■ Exercise directions
Scan the entries below for the word "this". Copy each line that has it.

■ Data extract

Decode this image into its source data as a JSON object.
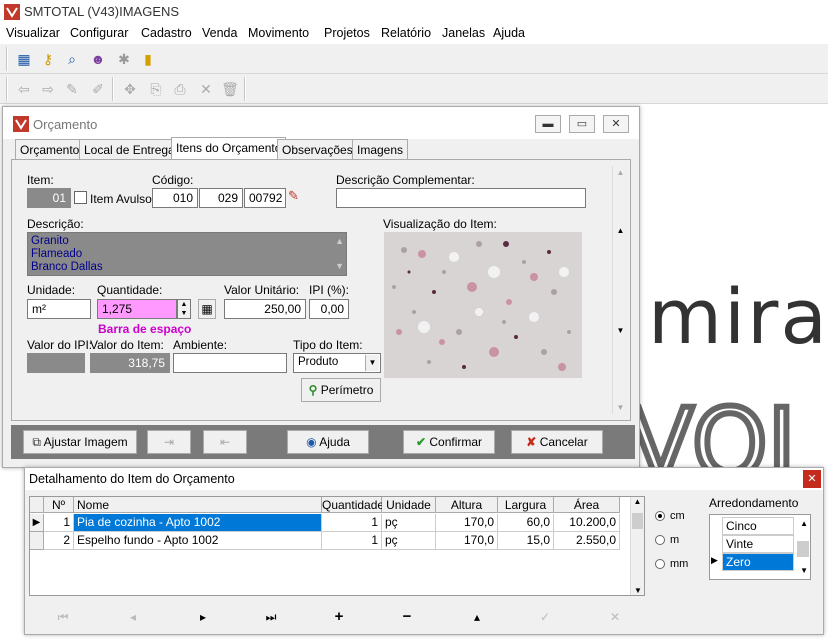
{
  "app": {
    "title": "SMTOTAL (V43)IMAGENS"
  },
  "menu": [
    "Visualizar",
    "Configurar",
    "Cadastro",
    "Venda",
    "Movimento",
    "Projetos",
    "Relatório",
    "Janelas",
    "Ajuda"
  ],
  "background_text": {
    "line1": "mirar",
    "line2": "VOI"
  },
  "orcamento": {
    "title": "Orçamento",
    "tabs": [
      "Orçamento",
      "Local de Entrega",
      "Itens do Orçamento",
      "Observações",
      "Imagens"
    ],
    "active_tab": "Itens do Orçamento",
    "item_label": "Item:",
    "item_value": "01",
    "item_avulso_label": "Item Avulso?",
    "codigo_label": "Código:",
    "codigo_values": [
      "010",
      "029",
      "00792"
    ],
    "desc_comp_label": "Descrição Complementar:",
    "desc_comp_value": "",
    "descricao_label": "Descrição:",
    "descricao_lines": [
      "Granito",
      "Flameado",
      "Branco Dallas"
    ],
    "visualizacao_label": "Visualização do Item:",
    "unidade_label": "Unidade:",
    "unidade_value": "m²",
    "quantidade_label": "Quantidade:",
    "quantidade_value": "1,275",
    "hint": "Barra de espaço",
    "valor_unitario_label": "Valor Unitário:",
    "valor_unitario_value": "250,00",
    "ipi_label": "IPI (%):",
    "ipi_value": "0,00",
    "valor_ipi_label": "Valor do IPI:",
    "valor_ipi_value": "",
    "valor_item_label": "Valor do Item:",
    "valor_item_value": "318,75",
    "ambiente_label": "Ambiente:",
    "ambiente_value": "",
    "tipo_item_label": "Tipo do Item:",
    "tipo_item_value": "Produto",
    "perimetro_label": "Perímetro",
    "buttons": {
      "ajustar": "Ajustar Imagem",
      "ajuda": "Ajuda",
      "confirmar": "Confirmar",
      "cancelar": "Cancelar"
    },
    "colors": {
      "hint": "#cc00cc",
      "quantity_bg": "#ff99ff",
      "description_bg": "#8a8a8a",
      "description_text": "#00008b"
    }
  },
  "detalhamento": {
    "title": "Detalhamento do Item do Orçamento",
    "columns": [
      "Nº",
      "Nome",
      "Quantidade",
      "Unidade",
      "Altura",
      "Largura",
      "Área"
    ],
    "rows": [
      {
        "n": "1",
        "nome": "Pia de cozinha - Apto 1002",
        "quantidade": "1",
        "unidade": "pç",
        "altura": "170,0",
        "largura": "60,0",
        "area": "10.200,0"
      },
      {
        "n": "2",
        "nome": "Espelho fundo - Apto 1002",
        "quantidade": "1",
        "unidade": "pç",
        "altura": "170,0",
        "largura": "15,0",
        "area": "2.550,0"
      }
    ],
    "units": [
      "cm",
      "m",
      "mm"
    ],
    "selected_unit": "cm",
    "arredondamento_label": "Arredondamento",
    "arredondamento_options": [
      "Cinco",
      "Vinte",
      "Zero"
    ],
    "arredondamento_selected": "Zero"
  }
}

* * *

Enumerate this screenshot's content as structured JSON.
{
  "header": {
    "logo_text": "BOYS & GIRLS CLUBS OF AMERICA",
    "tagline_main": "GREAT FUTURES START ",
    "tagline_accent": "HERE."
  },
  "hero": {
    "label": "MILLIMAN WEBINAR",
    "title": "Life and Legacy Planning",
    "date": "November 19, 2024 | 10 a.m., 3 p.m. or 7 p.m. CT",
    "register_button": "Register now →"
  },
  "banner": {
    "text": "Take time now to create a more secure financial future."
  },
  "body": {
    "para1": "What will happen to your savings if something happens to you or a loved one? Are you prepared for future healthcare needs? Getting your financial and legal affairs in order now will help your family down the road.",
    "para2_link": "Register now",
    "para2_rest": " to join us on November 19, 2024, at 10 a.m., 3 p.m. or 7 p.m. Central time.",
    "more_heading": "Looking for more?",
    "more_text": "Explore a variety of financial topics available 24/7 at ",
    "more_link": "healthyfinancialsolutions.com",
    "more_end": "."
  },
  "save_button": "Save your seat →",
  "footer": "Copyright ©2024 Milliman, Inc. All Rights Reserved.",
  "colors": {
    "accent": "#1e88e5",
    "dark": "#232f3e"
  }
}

■ Written response
Decode this image into its source data as a JSON object.
Enumerate this screenshot's content as structured JSON.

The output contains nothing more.